» **Given task**:
Leave out the pictures and copy the remaining records exactly.
* begin Source data *
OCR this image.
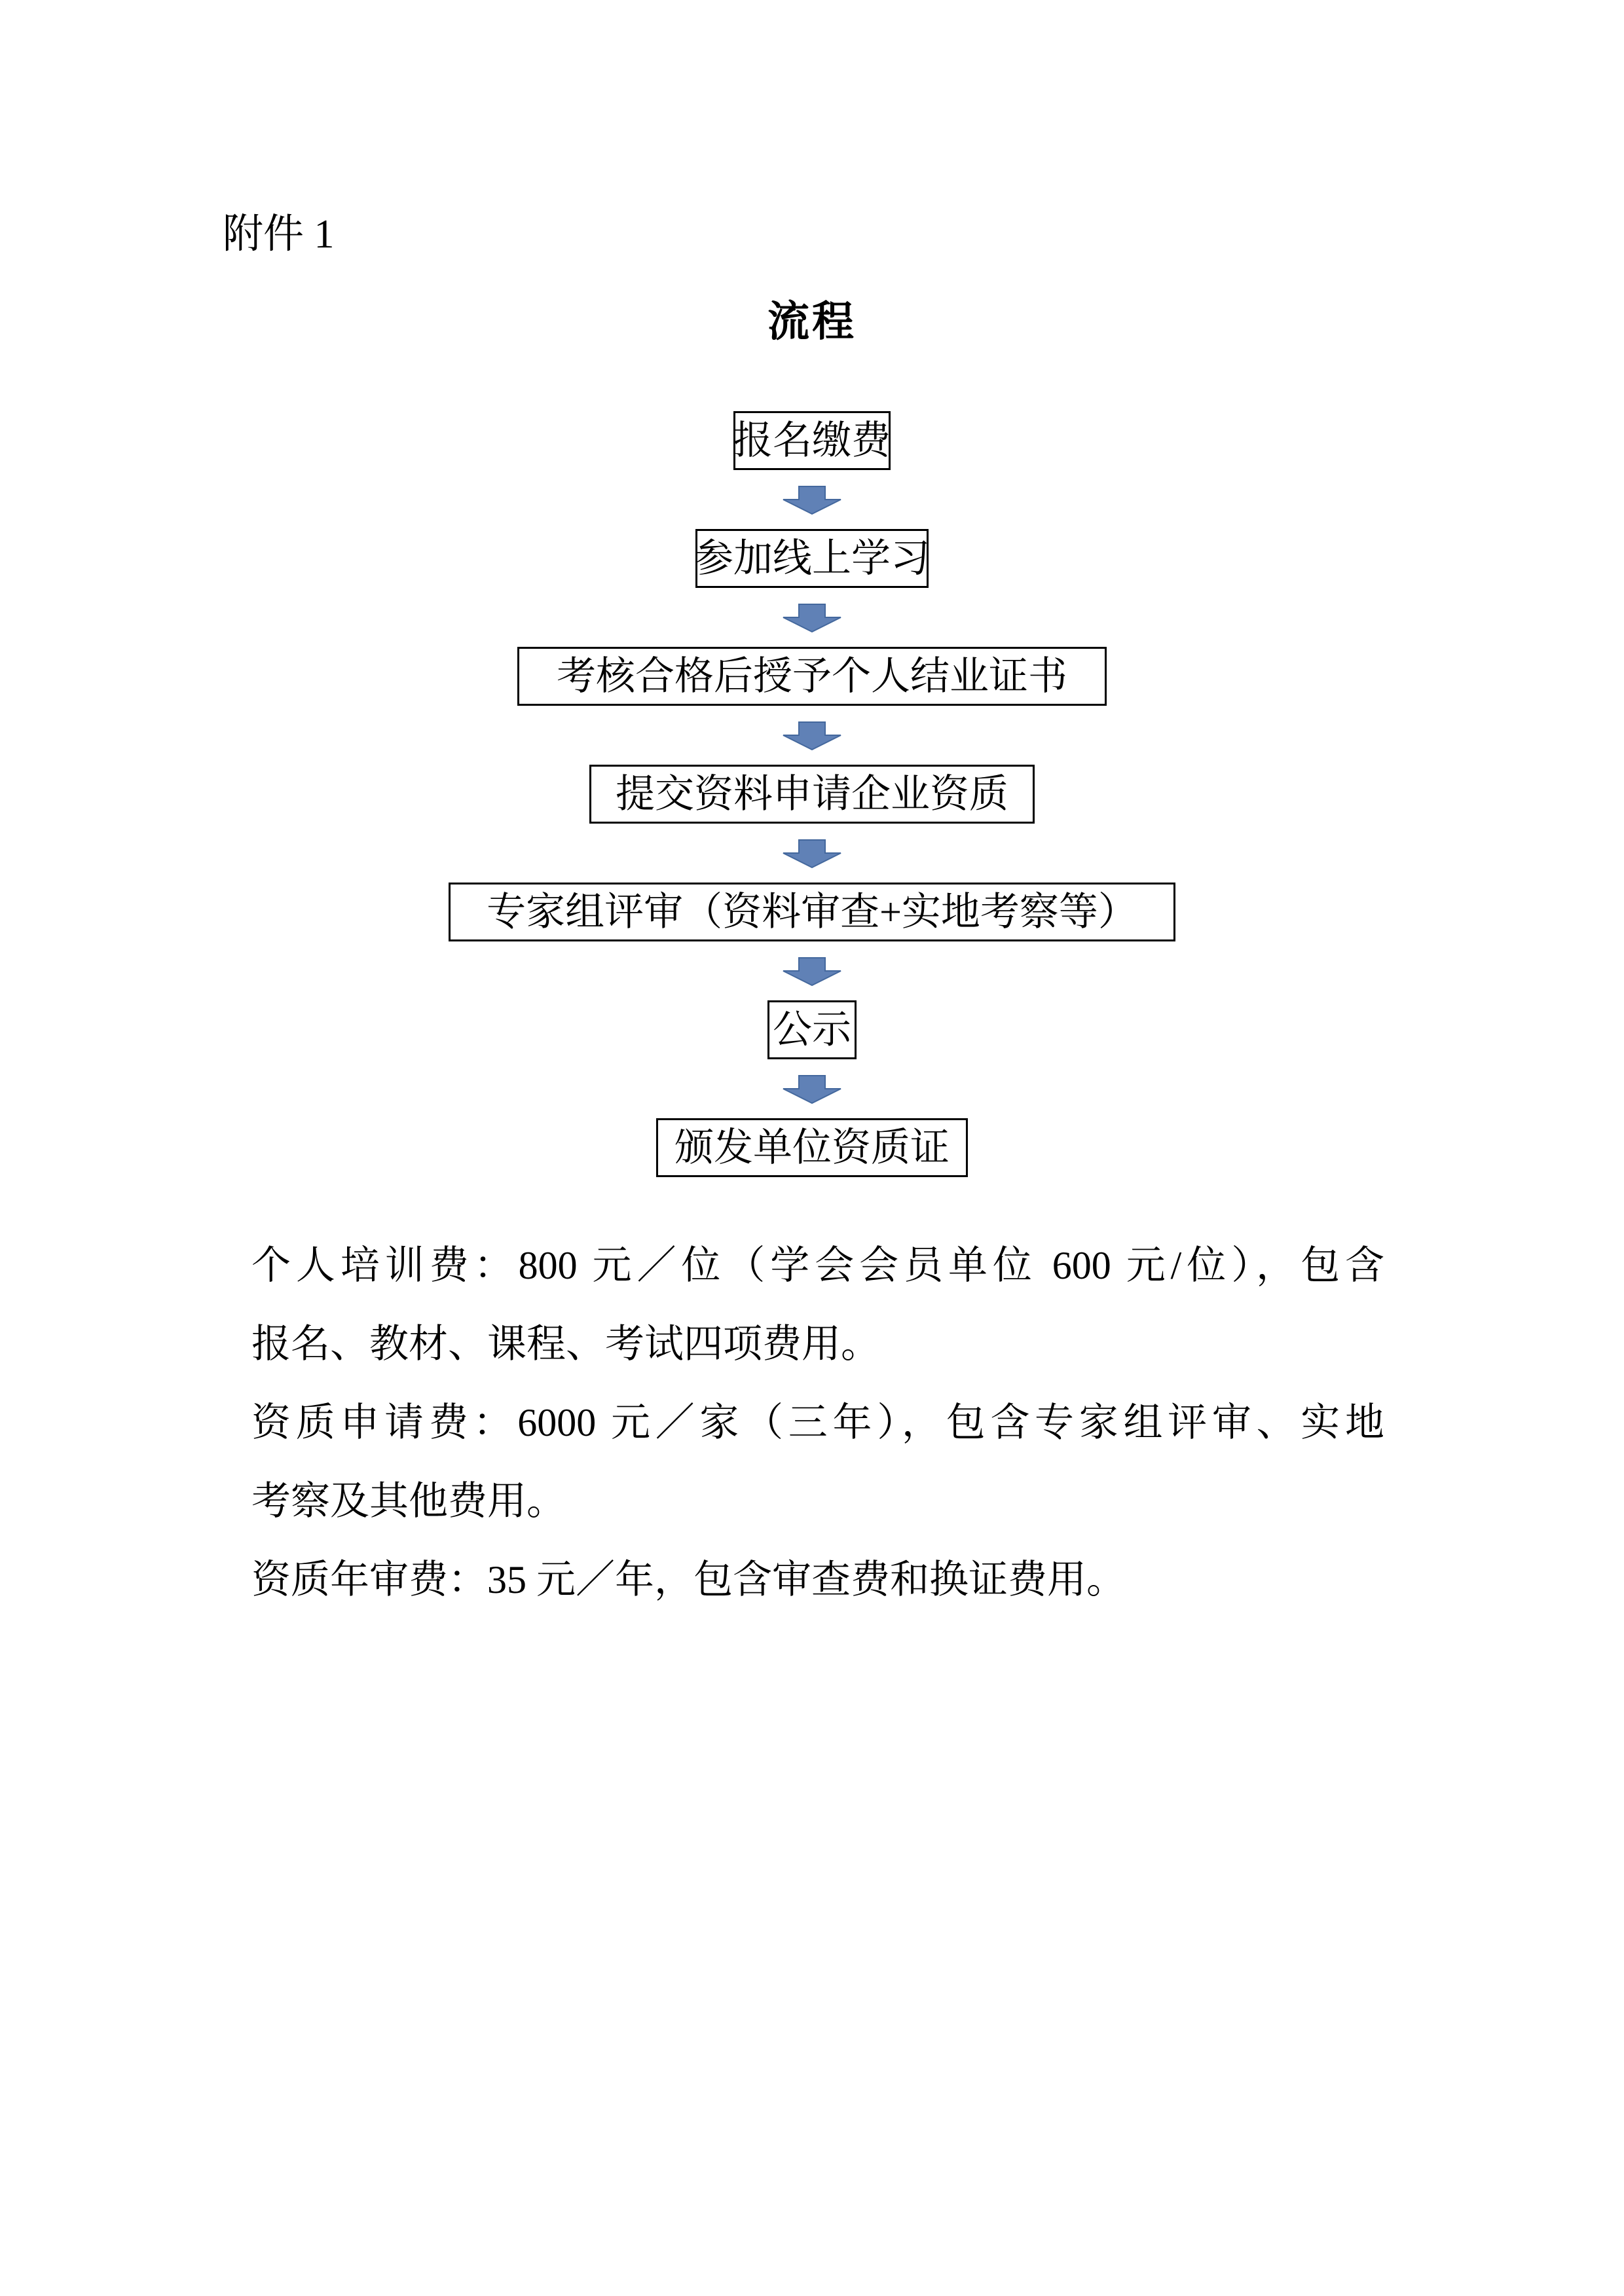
附件 1
流程
报名缴费
参加线上学习
考核合格后授予个人结业证书
提交资料申请企业资质
专家组评审（资料审查+实地考察等）
公示
颁发单位资质证
个人培训费：800 元／位（学会会员单位 600 元/位），包含
报名、教材、课程、考试四项费用。
资质申请费：6000 元／家（三年），包含专家组评审、实地
考察及其他费用。
资质年审费：35 元／年，包含审查费和换证费用。
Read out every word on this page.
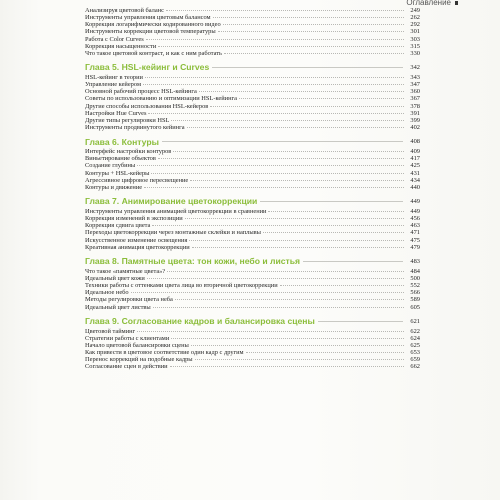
Оглавление
Анализируя цветовой баланс	249
Инструменты управления цветовым балансом	262
Коррекция логарифмически кодированного видео	292
Инструменты коррекции цветовой температуры	301
Работа с Color Curves	303
Коррекция насыщенности	315
Что такое цветовой контраст, и как с ним работать	330
Глава 5. HSL-кейинг и Curves	342
HSL-кейинг в теории	343
Управление кейером	347
Основной рабочий процесс HSL-кейинга	360
Советы по использованию и оптимизации HSL-кейинга	367
Другие способы использования HSL-кейеров	378
Настройки Hue Curves	391
Другие типы регулировки HSL	399
Инструменты продвинутого кейинга	402
Глава 6. Контуры	408
Интерфейс настройки контуров	409
Виньетирование объектов	417
Создание глубины	425
Контуры + HSL-кейеры	431
Агрессивное цифровое пересвещение	434
Контуры и движение	440
Глава 7. Анимирование цветокоррекции	449
Инструменты управления анимацией цветокоррекции в сравнении	449
Коррекция изменений в экспозиции	456
Коррекция сдвига цвета	463
Переходы цветокоррекции через монтажные склейки и наплывы	471
Искусственное изменение освещения	475
Креативная анимация цветокоррекции	479
Глава 8. Памятные цвета: тон кожи, небо и листья	483
Что такое «памятные цвета»?	484
Идеальный цвет кожи	500
Техники работы с оттенками цвета лица во вторичной цветокоррекции	552
Идеальное небо	566
Методы регулировки цвета неба	589
Идеальный цвет листвы	605
Глава 9. Согласование кадров и балансировка сцены	621
Цветовой тайминг	622
Стратегии работы с клиентами	624
Начало цветовой балансировки сцены	625
Как привести в цветовое соответствие один кадр с другим	653
Перенос коррекций на подобные кадры	659
Согласование сцен в действии	662
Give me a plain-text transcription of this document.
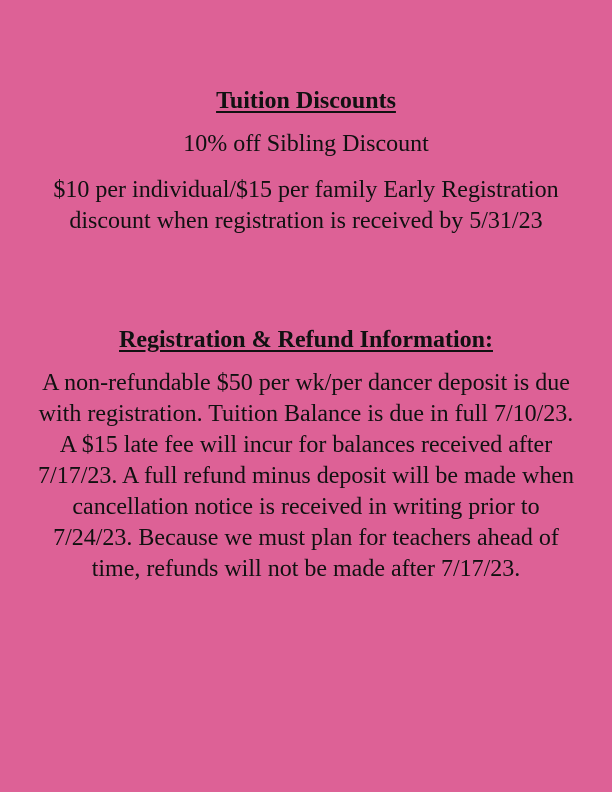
Tuition Discounts

10% off Sibling Discount

$10 per individual/$15 per family Early Registration discount when registration is received by 5/31/23

Registration & Refund Information:

A non-refundable $50 per wk/per dancer deposit is due with registration. Tuition Balance is due in full 7/10/23. A $15 late fee will incur for balances received after 7/17/23. A full refund minus deposit will be made when cancellation notice is received in writing prior to 7/24/23. Because we must plan for teachers ahead of time, refunds will not be made after 7/17/23.
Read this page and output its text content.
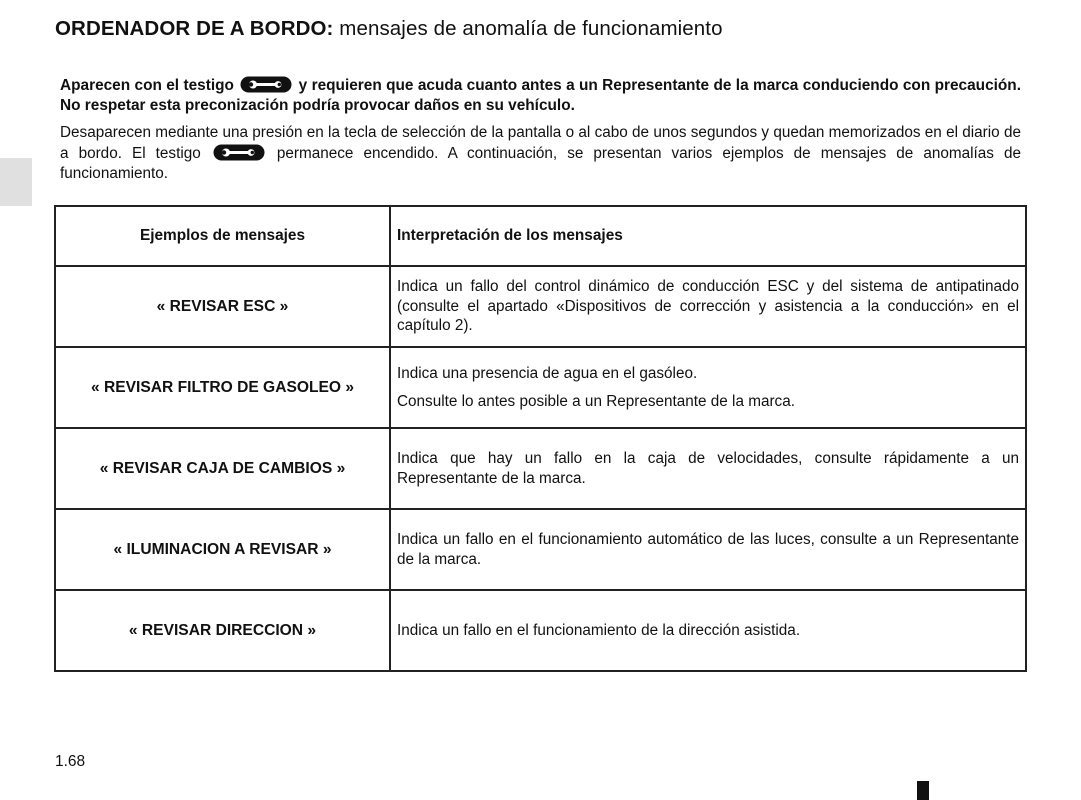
ORDENADOR DE A BORDO: mensajes de anomalía de funcionamiento

Aparecen con el testigo	y requieren que acuda cuanto antes a un Representante de la marca conduciendo con precaución. No respetar esta preconización podría provocar daños en su vehículo.

Desaparecen mediante una presión en la tecla de selección de la pantalla o al cabo de unos segundos y quedan memorizados en el diario de a bordo. El testigo	permanece encendido. A continuación, se presentan varios ejemplos de mensajes de anomalías de funcionamiento.

Ejemplos de mensajes	Interpretación de los mensajes
« REVISAR ESC »	Indica un fallo del control dinámico de conducción ESC y del sistema de antipatinado (consulte el apartado «Dispositivos de corrección y asistencia a la conducción» en el capítulo 2).

« REVISAR FILTRO DE GASOLEO »	Indica una presencia de agua en el gasóleo.

Consulte lo antes posible a un Representante de la marca.

« REVISAR CAJA DE CAMBIOS »	Indica que hay un fallo en la caja de velocidades, consulte rápidamente a un Representante de la marca.

« ILUMINACION A REVISAR »	Indica un fallo en el funcionamiento automático de las luces, consulte a un Representante de la marca.

« REVISAR DIRECCION »	Indica un fallo en el funcionamiento de la dirección asistida.

1.68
* end Source data *
» **Output**:
OCR this image.
附件 1
流程
报名缴费
参加线上学习
考核合格后授予个人结业证书
提交资料申请企业资质
专家组评审（资料审查+实地考察等）
公示
颁发单位资质证
个人培训费：800 元／位（学会会员单位 600 元/位），包含
报名、教材、课程、考试四项费用。
资质申请费：6000 元／家（三年），包含专家组评审、实地
考察及其他费用。
资质年审费：35 元／年，包含审查费和换证费用。
Read out every word on this page.
Оглавление
Анализируя цветовой баланс	249
Инструменты управления цветовым балансом	262
Коррекция логарифмически кодированного видео	292
Инструменты коррекции цветовой температуры	301
Работа с Color Curves	303
Коррекция насыщенности	315
Что такое цветовой контраст, и как с ним работать	330
Глава 5. HSL-кейинг и Curves	342
HSL-кейинг в теории	343
Управление кейером	347
Основной рабочий процесс HSL-кейинга	360
Советы по использованию и оптимизации HSL-кейинга	367
Другие способы использования HSL-кейеров	378
Настройки Hue Curves	391
Другие типы регулировки HSL	399
Инструменты продвинутого кейинга	402
Глава 6. Контуры	408
Интерфейс настройки контуров	409
Виньетирование объектов	417
Создание глубины	425
Контуры + HSL-кейеры	431
Агрессивное цифровое пересвещение	434
Контуры и движение	440
Глава 7. Анимирование цветокоррекции	449
Инструменты управления анимацией цветокоррекции в сравнении	449
Коррекция изменений в экспозиции	456
Коррекция сдвига цвета	463
Переходы цветокоррекции через монтажные склейки и наплывы	471
Искусственное изменение освещения	475
Креативная анимация цветокоррекции	479
Глава 8. Памятные цвета: тон кожи, небо и листья	483
Что такое «памятные цвета»?	484
Идеальный цвет кожи	500
Техники работы с оттенками цвета лица во вторичной цветокоррекции	552
Идеальное небо	566
Методы регулировки цвета неба	589
Идеальный цвет листвы	605
Глава 9. Согласование кадров и балансировка сцены	621
Цветовой тайминг	622
Стратегии работы с клиентами	624
Начало цветовой балансировки сцены	625
Как привести в цветовое соответствие один кадр с другим	653
Перенос коррекций на подобные кадры	659
Согласование сцен в действии	662
Give me a plain-text transcription of this document.
Tuition Discounts

10% off Sibling Discount

$10 per individual/$15 per family Early Registration discount when registration is received by 5/31/23

Registration & Refund Information:

A non-refundable $50 per wk/per dancer deposit is due with registration. Tuition Balance is due in full 7/10/23. A $15 late fee will incur for balances received after 7/17/23. A full refund minus deposit will be made when cancellation notice is received in writing prior to 7/24/23. Because we must plan for teachers ahead of time, refunds will not be made after 7/17/23.
Read this page and output its text content.
ORDENADOR DE A BORDO: mensajes de anomalía de funcionamiento

Aparecen con el testigo	y requieren que acuda cuanto antes a un Representante de la marca conduciendo con precaución. No respetar esta preconización podría provocar daños en su vehículo.

Desaparecen mediante una presión en la tecla de selección de la pantalla o al cabo de unos segundos y quedan memorizados en el diario de a bordo. El testigo	permanece encendido. A continuación, se presentan varios ejemplos de mensajes de anomalías de funcionamiento.

Ejemplos de mensajes	Interpretación de los mensajes
« REVISAR ESC »	Indica un fallo del control dinámico de conducción ESC y del sistema de antipatinado (consulte el apartado «Dispositivos de corrección y asistencia a la conducción» en el capítulo 2).

« REVISAR FILTRO DE GASOLEO »	Indica una presencia de agua en el gasóleo.

Consulte lo antes posible a un Representante de la marca.

« REVISAR CAJA DE CAMBIOS »	Indica que hay un fallo en la caja de velocidades, consulte rápidamente a un Representante de la marca.

« ILUMINACION A REVISAR »	Indica un fallo en el funcionamiento automático de las luces, consulte a un Representante de la marca.

« REVISAR DIRECCION »	Indica un fallo en el funcionamiento de la dirección asistida.

1.68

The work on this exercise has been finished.